Records that describe figures

—————

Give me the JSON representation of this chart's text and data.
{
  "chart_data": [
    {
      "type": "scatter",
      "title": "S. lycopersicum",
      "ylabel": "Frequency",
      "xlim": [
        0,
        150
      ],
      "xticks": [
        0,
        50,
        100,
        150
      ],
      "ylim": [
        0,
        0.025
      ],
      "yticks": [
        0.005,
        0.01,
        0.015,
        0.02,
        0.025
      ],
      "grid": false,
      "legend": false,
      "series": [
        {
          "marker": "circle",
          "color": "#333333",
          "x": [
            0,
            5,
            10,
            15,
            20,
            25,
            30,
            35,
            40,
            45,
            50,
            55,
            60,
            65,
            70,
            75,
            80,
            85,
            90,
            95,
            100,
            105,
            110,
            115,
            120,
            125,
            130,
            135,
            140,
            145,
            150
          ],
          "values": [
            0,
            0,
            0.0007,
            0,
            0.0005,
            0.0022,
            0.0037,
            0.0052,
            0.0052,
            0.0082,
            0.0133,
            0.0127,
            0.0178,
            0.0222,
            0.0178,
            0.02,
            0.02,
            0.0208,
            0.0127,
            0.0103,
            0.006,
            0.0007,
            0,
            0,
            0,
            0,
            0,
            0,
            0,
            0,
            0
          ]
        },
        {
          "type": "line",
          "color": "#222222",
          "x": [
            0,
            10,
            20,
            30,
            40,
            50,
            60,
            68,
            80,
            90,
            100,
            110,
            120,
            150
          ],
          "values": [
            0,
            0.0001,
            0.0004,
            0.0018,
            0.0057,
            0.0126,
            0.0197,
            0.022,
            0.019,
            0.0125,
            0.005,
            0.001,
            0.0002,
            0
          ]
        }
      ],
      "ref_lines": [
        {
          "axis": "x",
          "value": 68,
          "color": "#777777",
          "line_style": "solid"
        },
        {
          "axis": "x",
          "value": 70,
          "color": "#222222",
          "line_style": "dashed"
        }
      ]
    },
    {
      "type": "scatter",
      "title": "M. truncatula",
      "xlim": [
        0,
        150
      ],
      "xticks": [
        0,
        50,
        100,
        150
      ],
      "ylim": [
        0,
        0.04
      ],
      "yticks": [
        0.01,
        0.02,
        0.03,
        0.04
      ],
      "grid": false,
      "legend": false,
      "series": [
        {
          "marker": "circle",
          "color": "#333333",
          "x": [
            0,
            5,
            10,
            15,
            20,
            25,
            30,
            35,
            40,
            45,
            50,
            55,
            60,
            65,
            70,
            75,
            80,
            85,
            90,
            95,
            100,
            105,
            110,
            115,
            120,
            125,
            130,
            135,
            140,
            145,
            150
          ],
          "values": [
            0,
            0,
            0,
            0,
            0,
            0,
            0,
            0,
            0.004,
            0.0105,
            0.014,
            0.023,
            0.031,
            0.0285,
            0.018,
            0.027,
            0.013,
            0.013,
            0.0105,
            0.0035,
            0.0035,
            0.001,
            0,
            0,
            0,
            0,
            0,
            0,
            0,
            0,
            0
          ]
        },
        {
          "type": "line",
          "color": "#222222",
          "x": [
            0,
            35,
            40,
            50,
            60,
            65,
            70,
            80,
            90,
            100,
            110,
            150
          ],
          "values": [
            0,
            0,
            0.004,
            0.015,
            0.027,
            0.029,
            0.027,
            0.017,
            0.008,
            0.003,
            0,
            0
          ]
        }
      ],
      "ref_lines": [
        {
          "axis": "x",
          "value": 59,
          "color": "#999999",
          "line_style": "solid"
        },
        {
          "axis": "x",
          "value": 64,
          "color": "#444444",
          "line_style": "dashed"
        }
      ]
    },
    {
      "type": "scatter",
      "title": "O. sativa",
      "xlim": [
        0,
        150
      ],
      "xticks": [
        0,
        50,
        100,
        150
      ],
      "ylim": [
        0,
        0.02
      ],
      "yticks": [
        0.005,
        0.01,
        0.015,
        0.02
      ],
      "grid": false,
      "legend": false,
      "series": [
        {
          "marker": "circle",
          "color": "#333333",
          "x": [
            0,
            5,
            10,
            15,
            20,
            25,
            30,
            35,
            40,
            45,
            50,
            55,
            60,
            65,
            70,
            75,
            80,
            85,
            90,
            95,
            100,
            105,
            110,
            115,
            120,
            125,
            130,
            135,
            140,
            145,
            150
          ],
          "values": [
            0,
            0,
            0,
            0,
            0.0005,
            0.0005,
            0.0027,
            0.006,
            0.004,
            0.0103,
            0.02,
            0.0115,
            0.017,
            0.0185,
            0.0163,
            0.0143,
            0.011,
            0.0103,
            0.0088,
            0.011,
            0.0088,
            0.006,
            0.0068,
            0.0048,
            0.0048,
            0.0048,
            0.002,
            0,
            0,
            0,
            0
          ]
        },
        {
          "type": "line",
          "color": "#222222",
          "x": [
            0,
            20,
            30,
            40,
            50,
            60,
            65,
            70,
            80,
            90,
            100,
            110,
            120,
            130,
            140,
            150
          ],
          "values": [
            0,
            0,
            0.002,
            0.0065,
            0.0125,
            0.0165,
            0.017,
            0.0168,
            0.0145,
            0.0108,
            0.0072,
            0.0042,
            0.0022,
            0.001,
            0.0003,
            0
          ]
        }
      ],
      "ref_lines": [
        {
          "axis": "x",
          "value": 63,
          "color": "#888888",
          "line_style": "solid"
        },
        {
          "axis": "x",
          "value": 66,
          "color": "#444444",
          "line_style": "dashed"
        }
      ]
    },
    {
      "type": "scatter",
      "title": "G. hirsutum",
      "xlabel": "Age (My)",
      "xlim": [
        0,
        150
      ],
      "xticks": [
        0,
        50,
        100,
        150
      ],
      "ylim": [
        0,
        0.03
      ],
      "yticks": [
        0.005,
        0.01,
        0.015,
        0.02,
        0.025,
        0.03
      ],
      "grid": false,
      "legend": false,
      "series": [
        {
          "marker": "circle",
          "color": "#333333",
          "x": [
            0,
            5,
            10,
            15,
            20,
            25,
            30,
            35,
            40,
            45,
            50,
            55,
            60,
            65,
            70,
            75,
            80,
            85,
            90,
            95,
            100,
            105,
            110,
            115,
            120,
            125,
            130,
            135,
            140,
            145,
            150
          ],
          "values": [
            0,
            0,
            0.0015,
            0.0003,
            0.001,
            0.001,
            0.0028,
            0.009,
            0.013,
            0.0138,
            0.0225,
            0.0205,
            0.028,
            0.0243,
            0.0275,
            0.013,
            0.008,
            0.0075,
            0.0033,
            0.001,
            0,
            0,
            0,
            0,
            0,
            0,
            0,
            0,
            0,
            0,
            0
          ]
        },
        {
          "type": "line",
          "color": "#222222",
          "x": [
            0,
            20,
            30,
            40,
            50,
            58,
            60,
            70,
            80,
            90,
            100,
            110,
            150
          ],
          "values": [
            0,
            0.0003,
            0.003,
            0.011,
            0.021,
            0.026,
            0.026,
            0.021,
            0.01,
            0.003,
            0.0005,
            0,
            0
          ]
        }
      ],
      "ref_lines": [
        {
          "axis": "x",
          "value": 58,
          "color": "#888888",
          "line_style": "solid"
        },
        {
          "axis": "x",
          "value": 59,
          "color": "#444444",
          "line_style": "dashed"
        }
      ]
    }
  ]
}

—————

▶ _What to do_
Reproduce all of the records exactly.

▶ _Task result_
Give me the JSON representation of this chart's text and data.
{
  "chart_data": [
    {
      "type": "scatter",
      "title": "S. lycopersicum",
      "ylabel": "Frequency",
      "xlim": [
        0,
        150
      ],
      "xticks": [
        0,
        50,
        100,
        150
      ],
      "ylim": [
        0,
        0.025
      ],
      "yticks": [
        0.005,
        0.01,
        0.015,
        0.02,
        0.025
      ],
      "grid": false,
      "legend": false,
      "series": [
        {
          "marker": "circle",
          "color": "#333333",
          "x": [
            0,
            5,
            10,
            15,
            20,
            25,
            30,
            35,
            40,
            45,
            50,
            55,
            60,
            65,
            70,
            75,
            80,
            85,
            90,
            95,
            100,
            105,
            110,
            115,
            120,
            125,
            130,
            135,
            140,
            145,
            150
          ],
          "values": [
            0,
            0,
            0.0007,
            0,
            0.0005,
            0.0022,
            0.0037,
            0.0052,
            0.0052,
            0.0082,
            0.0133,
            0.0127,
            0.0178,
            0.0222,
            0.0178,
            0.02,
            0.02,
            0.0208,
            0.0127,
            0.0103,
            0.006,
            0.0007,
            0,
            0,
            0,
            0,
            0,
            0,
            0,
            0,
            0
          ]
        },
        {
          "type": "line",
          "color": "#222222",
          "x": [
            0,
            10,
            20,
            30,
            40,
            50,
            60,
            68,
            80,
            90,
            100,
            110,
            120,
            150
          ],
          "values": [
            0,
            0.0001,
            0.0004,
            0.0018,
            0.0057,
            0.0126,
            0.0197,
            0.022,
            0.019,
            0.0125,
            0.005,
            0.001,
            0.0002,
            0
          ]
        }
      ],
      "ref_lines": [
        {
          "axis": "x",
          "value": 68,
          "color": "#777777",
          "line_style": "solid"
        },
        {
          "axis": "x",
          "value": 70,
          "color": "#222222",
          "line_style": "dashed"
        }
      ]
    },
    {
      "type": "scatter",
      "title": "M. truncatula",
      "xlim": [
        0,
        150
      ],
      "xticks": [
        0,
        50,
        100,
        150
      ],
      "ylim": [
        0,
        0.04
      ],
      "yticks": [
        0.01,
        0.02,
        0.03,
        0.04
      ],
      "grid": false,
      "legend": false,
      "series": [
        {
          "marker": "circle",
          "color": "#333333",
          "x": [
            0,
            5,
            10,
            15,
            20,
            25,
            30,
            35,
            40,
            45,
            50,
            55,
            60,
            65,
            70,
            75,
            80,
            85,
            90,
            95,
            100,
            105,
            110,
            115,
            120,
            125,
            130,
            135,
            140,
            145,
            150
          ],
          "values": [
            0,
            0,
            0,
            0,
            0,
            0,
            0,
            0,
            0.004,
            0.0105,
            0.014,
            0.023,
            0.031,
            0.0285,
            0.018,
            0.027,
            0.013,
            0.013,
            0.0105,
            0.0035,
            0.0035,
            0.001,
            0,
            0,
            0,
            0,
            0,
            0,
            0,
            0,
            0
          ]
        },
        {
          "type": "line",
          "color": "#222222",
          "x": [
            0,
            35,
            40,
            50,
            60,
            65,
            70,
            80,
            90,
            100,
            110,
            150
          ],
          "values": [
            0,
            0,
            0.004,
            0.015,
            0.027,
            0.029,
            0.027,
            0.017,
            0.008,
            0.003,
            0,
            0
          ]
        }
      ],
      "ref_lines": [
        {
          "axis": "x",
          "value": 59,
          "color": "#999999",
          "line_style": "solid"
        },
        {
          "axis": "x",
          "value": 64,
          "color": "#444444",
          "line_style": "dashed"
        }
      ]
    },
    {
      "type": "scatter",
      "title": "O. sativa",
      "xlim": [
        0,
        150
      ],
      "xticks": [
        0,
        50,
        100,
        150
      ],
      "ylim": [
        0,
        0.02
      ],
      "yticks": [
        0.005,
        0.01,
        0.015,
        0.02
      ],
      "grid": false,
      "legend": false,
      "series": [
        {
          "marker": "circle",
          "color": "#333333",
          "x": [
            0,
            5,
            10,
            15,
            20,
            25,
            30,
            35,
            40,
            45,
            50,
            55,
            60,
            65,
            70,
            75,
            80,
            85,
            90,
            95,
            100,
            105,
            110,
            115,
            120,
            125,
            130,
            135,
            140,
            145,
            150
          ],
          "values": [
            0,
            0,
            0,
            0,
            0.0005,
            0.0005,
            0.0027,
            0.006,
            0.004,
            0.0103,
            0.02,
            0.0115,
            0.017,
            0.0185,
            0.0163,
            0.0143,
            0.011,
            0.0103,
            0.0088,
            0.011,
            0.0088,
            0.006,
            0.0068,
            0.0048,
            0.0048,
            0.0048,
            0.002,
            0,
            0,
            0,
            0
          ]
        },
        {
          "type": "line",
          "color": "#222222",
          "x": [
            0,
            20,
            30,
            40,
            50,
            60,
            65,
            70,
            80,
            90,
            100,
            110,
            120,
            130,
            140,
            150
          ],
          "values": [
            0,
            0,
            0.002,
            0.0065,
            0.0125,
            0.0165,
            0.017,
            0.0168,
            0.0145,
            0.0108,
            0.0072,
            0.0042,
            0.0022,
            0.001,
            0.0003,
            0
          ]
        }
      ],
      "ref_lines": [
        {
          "axis": "x",
          "value": 63,
          "color": "#888888",
          "line_style": "solid"
        },
        {
          "axis": "x",
          "value": 66,
          "color": "#444444",
          "line_style": "dashed"
        }
      ]
    },
    {
      "type": "scatter",
      "title": "G. hirsutum",
      "xlabel": "Age (My)",
      "xlim": [
        0,
        150
      ],
      "xticks": [
        0,
        50,
        100,
        150
      ],
      "ylim": [
        0,
        0.03
      ],
      "yticks": [
        0.005,
        0.01,
        0.015,
        0.02,
        0.025,
        0.03
      ],
      "grid": false,
      "legend": false,
      "series": [
        {
          "marker": "circle",
          "color": "#333333",
          "x": [
            0,
            5,
            10,
            15,
            20,
            25,
            30,
            35,
            40,
            45,
            50,
            55,
            60,
            65,
            70,
            75,
            80,
            85,
            90,
            95,
            100,
            105,
            110,
            115,
            120,
            125,
            130,
            135,
            140,
            145,
            150
          ],
          "values": [
            0,
            0,
            0.0015,
            0.0003,
            0.001,
            0.001,
            0.0028,
            0.009,
            0.013,
            0.0138,
            0.0225,
            0.0205,
            0.028,
            0.0243,
            0.0275,
            0.013,
            0.008,
            0.0075,
            0.0033,
            0.001,
            0,
            0,
            0,
            0,
            0,
            0,
            0,
            0,
            0,
            0,
            0
          ]
        },
        {
          "type": "line",
          "color": "#222222",
          "x": [
            0,
            20,
            30,
            40,
            50,
            58,
            60,
            70,
            80,
            90,
            100,
            110,
            150
          ],
          "values": [
            0,
            0.0003,
            0.003,
            0.011,
            0.021,
            0.026,
            0.026,
            0.021,
            0.01,
            0.003,
            0.0005,
            0,
            0
          ]
        }
      ],
      "ref_lines": [
        {
          "axis": "x",
          "value": 58,
          "color": "#888888",
          "line_style": "solid"
        },
        {
          "axis": "x",
          "value": 59,
          "color": "#444444",
          "line_style": "dashed"
        }
      ]
    }
  ]
}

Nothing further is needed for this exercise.